┌─ Provided data

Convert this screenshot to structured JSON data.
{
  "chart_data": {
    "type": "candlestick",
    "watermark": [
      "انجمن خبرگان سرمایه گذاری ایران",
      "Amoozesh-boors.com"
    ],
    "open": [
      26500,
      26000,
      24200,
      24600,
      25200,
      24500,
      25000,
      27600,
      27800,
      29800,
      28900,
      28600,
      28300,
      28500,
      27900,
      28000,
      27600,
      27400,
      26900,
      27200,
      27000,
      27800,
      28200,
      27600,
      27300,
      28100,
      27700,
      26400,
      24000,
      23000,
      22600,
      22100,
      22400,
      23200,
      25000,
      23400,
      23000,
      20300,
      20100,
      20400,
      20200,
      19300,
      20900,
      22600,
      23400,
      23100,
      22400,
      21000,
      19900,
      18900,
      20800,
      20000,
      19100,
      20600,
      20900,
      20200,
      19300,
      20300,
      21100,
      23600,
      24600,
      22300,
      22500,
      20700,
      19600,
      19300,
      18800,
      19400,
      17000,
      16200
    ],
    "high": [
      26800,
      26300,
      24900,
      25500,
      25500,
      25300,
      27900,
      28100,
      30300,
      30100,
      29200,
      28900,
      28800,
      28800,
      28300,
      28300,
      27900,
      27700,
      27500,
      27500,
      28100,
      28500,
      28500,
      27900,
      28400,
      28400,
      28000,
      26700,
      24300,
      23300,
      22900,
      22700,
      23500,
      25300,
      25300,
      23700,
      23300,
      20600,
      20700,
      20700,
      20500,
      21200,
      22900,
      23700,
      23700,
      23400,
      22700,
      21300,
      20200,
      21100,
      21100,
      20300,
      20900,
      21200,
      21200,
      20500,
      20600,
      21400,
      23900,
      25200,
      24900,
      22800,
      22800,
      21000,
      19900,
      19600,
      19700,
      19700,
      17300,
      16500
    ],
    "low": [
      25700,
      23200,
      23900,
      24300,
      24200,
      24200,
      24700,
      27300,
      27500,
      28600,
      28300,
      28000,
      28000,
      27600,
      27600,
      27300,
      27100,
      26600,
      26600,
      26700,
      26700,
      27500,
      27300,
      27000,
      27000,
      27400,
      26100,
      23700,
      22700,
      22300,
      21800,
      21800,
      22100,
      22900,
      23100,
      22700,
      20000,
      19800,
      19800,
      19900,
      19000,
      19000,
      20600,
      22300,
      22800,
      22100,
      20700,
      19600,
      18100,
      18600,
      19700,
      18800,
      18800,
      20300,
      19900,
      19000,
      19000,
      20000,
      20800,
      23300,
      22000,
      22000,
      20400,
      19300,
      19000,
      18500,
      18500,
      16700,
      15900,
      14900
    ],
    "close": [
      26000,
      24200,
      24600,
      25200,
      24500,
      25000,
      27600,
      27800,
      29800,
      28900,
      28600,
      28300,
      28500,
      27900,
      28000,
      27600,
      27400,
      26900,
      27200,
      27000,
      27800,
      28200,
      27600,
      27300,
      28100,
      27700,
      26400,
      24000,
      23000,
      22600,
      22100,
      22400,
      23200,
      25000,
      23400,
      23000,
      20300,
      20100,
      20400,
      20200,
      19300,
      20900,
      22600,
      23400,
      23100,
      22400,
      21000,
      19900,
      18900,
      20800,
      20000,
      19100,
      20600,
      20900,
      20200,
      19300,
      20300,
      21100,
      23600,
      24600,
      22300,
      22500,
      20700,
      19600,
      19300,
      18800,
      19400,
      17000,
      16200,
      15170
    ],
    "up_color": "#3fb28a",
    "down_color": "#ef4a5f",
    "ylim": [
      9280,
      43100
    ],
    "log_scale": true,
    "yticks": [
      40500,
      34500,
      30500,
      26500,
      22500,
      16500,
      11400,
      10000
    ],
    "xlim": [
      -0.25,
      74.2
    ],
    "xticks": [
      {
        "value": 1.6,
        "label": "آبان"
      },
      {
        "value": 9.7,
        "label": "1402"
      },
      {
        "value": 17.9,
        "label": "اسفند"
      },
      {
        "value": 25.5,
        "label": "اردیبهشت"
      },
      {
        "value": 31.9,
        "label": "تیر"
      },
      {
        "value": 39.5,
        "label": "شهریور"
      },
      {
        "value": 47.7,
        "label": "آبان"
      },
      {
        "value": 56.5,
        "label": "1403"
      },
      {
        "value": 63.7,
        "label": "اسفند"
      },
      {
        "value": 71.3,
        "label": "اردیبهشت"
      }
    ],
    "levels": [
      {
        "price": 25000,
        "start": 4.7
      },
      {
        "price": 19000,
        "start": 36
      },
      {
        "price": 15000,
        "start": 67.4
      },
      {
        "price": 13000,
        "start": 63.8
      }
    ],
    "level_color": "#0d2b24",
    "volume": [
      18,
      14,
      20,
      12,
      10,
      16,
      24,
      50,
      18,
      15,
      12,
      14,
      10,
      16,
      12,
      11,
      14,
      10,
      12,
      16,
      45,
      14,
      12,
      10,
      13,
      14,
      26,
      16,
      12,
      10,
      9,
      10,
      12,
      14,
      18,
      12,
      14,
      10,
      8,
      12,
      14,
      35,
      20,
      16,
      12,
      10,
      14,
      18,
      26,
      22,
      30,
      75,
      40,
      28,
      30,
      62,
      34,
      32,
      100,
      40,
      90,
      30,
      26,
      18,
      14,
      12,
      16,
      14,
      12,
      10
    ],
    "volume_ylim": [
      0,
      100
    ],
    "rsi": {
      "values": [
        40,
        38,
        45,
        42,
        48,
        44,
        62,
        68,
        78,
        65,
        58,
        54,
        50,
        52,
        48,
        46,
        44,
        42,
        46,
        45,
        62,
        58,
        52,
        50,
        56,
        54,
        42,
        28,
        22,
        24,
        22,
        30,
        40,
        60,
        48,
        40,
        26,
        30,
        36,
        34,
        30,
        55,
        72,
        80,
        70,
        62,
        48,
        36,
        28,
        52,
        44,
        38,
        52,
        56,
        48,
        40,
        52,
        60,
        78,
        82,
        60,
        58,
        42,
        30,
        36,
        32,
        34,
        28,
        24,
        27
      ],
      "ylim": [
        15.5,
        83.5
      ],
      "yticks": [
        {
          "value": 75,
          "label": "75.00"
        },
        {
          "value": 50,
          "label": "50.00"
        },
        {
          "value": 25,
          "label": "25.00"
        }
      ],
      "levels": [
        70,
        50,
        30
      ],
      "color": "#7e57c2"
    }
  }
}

└─
┌─ Provided data

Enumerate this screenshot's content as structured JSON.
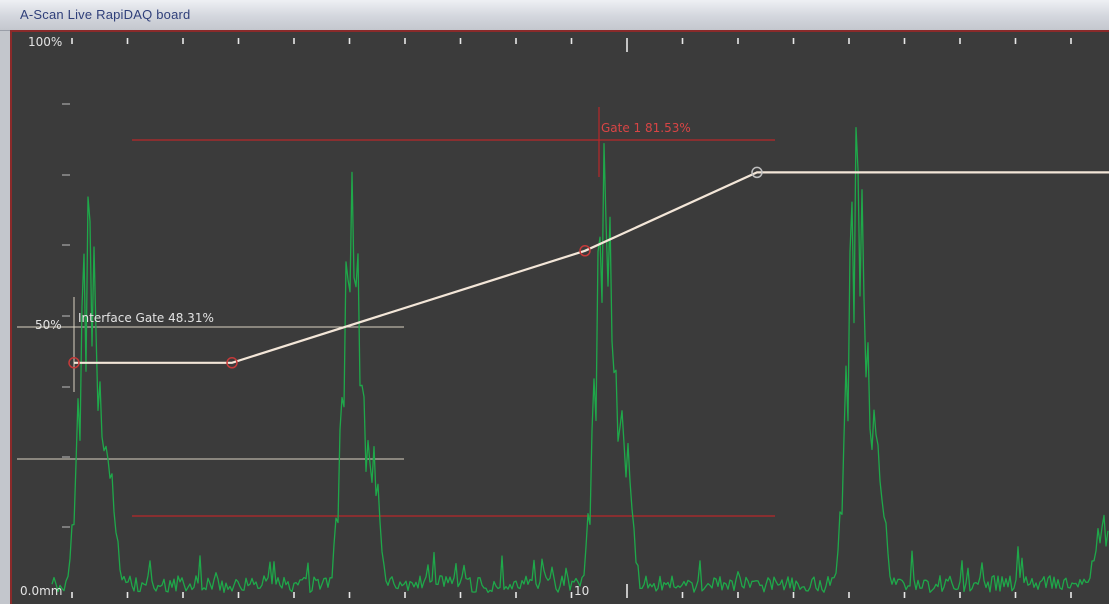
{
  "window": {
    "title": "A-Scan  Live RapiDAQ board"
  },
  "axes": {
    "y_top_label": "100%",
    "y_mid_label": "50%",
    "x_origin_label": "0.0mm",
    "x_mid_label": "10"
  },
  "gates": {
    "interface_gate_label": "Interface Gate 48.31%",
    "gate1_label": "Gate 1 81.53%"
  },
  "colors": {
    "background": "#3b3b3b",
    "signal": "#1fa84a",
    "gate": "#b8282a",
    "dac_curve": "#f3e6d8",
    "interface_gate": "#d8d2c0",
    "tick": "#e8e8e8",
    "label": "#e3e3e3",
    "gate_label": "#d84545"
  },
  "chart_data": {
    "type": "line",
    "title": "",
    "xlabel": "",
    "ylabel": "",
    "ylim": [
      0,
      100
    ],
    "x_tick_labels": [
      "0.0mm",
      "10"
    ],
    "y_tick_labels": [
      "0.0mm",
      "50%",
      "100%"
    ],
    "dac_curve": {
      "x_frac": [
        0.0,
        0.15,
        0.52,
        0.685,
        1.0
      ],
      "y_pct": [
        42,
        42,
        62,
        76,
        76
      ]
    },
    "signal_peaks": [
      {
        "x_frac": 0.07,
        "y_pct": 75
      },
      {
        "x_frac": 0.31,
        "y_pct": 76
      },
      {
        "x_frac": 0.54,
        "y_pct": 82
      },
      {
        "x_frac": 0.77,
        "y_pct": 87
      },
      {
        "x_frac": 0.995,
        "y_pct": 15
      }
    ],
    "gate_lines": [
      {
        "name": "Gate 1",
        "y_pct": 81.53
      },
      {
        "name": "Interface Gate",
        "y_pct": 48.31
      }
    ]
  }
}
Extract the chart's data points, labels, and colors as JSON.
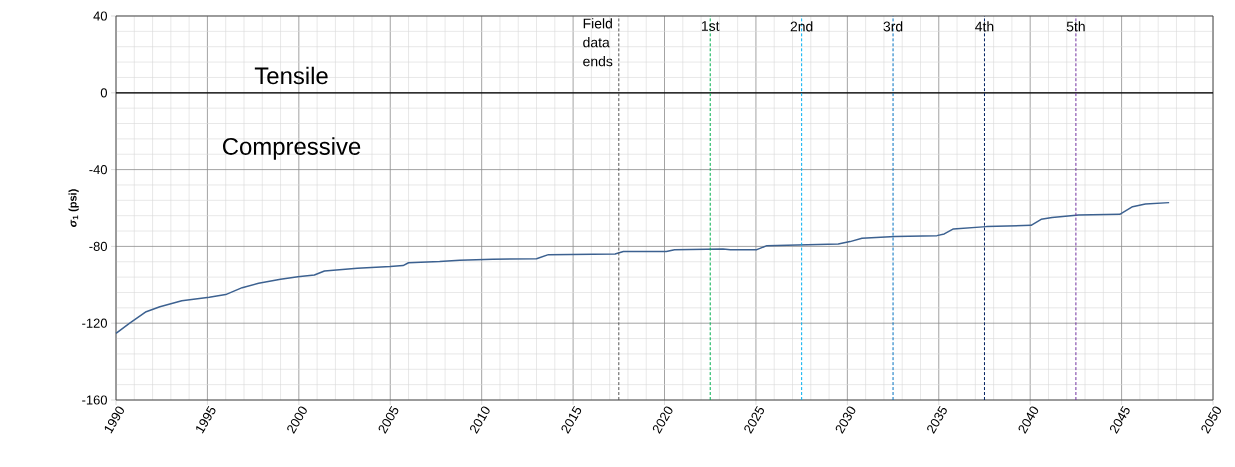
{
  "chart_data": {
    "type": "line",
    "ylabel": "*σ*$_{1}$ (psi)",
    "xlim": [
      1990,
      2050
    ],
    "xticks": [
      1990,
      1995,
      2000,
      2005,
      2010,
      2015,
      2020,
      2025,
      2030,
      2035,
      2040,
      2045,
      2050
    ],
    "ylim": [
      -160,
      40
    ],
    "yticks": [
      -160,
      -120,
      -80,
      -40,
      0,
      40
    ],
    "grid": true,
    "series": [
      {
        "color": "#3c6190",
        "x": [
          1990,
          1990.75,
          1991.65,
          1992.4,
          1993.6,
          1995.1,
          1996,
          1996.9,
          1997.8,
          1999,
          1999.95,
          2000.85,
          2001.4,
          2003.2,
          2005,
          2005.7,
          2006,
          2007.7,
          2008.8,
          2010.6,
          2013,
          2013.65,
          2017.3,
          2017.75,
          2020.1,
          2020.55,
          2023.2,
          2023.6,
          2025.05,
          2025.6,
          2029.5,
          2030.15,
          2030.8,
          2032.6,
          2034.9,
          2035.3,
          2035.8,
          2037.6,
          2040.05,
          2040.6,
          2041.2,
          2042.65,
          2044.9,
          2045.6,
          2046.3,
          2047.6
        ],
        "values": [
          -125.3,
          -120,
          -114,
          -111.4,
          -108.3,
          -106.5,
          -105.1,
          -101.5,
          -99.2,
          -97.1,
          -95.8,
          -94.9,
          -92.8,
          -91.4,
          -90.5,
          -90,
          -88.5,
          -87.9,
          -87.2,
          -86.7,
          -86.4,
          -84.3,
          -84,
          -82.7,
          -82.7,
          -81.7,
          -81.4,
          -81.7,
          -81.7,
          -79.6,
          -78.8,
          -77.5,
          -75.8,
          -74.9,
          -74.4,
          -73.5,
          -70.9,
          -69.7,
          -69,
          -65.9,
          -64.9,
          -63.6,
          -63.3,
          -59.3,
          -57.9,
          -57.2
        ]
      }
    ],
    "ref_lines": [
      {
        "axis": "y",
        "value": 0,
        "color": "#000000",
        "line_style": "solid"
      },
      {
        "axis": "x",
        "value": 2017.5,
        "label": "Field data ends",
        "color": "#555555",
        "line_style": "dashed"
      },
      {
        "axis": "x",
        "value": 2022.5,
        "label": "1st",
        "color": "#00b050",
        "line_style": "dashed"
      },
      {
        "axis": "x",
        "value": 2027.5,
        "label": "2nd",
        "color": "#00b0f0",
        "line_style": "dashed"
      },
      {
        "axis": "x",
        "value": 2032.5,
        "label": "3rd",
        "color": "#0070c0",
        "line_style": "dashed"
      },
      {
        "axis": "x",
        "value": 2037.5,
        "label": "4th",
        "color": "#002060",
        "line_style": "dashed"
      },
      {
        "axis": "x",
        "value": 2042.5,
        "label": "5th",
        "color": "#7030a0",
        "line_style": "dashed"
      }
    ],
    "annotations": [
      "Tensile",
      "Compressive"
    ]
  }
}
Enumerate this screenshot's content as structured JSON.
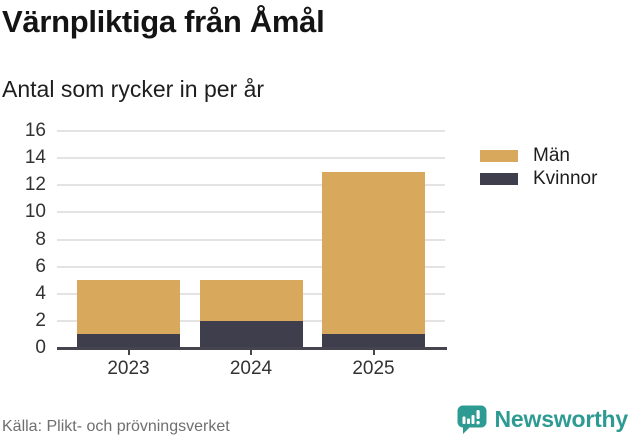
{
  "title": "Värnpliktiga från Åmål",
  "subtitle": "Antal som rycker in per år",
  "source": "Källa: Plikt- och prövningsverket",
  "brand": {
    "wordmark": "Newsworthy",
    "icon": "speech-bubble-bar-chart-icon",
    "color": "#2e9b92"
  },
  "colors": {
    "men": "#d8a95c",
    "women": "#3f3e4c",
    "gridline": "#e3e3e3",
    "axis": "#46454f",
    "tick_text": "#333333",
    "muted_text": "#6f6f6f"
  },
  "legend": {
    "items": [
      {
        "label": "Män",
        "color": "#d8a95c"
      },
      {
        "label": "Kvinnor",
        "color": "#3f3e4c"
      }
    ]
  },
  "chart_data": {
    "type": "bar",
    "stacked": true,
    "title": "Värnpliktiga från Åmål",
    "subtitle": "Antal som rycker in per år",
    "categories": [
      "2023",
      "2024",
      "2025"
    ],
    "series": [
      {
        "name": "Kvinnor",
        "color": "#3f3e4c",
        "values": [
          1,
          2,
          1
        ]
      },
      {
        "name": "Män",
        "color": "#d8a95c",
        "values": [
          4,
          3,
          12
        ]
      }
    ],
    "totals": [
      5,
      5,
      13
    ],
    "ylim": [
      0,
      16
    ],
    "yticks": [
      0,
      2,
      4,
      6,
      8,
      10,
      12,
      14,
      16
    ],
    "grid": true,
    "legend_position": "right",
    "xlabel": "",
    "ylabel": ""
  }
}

└─
┌─ Provided data

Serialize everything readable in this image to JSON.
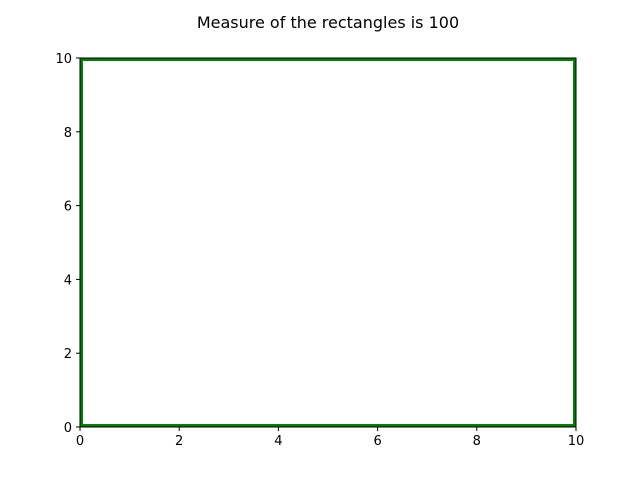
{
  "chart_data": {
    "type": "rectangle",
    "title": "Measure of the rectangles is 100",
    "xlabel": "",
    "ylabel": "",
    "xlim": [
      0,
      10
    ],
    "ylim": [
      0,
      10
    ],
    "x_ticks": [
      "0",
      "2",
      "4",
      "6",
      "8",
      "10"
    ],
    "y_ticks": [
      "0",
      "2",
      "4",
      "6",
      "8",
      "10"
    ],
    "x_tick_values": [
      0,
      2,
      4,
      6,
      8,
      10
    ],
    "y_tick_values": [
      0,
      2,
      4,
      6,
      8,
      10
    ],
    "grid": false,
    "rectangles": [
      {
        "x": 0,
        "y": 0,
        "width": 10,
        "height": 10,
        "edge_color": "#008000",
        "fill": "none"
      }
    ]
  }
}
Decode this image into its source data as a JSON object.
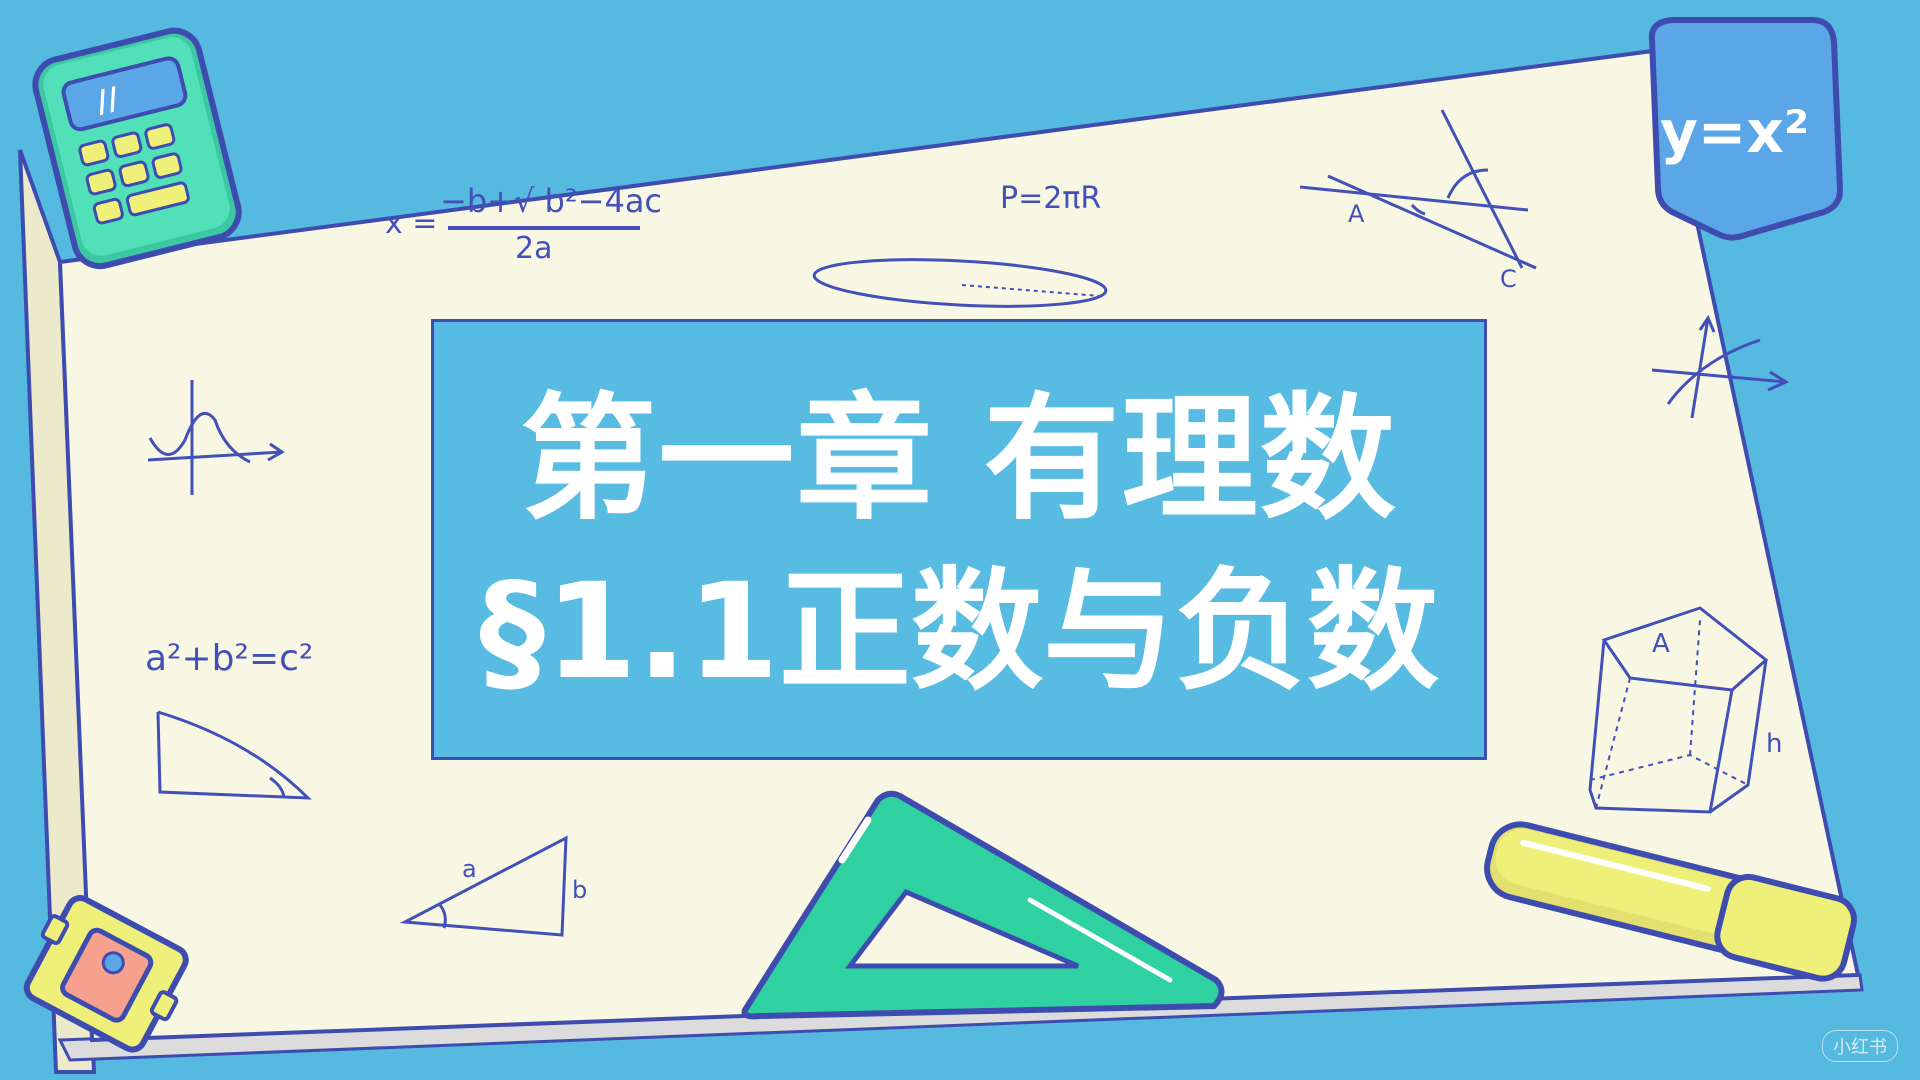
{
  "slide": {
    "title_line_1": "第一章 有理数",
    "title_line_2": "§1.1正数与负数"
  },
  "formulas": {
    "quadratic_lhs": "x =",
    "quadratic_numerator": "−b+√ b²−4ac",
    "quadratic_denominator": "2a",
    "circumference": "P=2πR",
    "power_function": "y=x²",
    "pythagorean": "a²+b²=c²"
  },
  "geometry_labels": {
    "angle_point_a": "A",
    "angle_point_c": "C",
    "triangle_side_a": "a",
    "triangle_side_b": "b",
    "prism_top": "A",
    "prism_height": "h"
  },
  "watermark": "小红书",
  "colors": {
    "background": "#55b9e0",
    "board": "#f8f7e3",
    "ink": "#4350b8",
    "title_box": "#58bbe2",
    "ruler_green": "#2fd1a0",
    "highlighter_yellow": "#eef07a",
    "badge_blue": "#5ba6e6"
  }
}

└─

**What you will do:** Copy out all lines that carry the word "rectangles".

**Solved exercise:**
    "title": "Measure of the rectangles is 100",
    "rectangles": [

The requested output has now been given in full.